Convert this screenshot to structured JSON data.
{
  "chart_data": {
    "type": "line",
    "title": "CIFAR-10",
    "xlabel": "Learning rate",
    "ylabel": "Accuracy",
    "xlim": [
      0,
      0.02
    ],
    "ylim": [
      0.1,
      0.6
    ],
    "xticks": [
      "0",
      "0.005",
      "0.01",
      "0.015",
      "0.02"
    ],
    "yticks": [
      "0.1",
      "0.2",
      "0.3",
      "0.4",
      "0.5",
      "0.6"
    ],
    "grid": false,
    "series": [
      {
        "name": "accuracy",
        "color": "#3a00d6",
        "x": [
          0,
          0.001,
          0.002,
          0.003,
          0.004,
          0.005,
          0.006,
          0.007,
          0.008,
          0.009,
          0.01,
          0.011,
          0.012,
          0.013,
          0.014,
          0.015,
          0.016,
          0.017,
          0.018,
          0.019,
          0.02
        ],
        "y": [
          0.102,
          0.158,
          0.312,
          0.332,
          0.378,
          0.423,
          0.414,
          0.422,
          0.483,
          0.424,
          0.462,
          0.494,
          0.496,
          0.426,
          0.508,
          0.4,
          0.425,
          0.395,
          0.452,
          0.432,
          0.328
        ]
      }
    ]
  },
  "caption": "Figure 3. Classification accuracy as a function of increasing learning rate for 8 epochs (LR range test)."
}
____________________
> TASK
Find out how many lines in the listing contain the string "rate". Give the number alone.

> ANSWER BELOW
2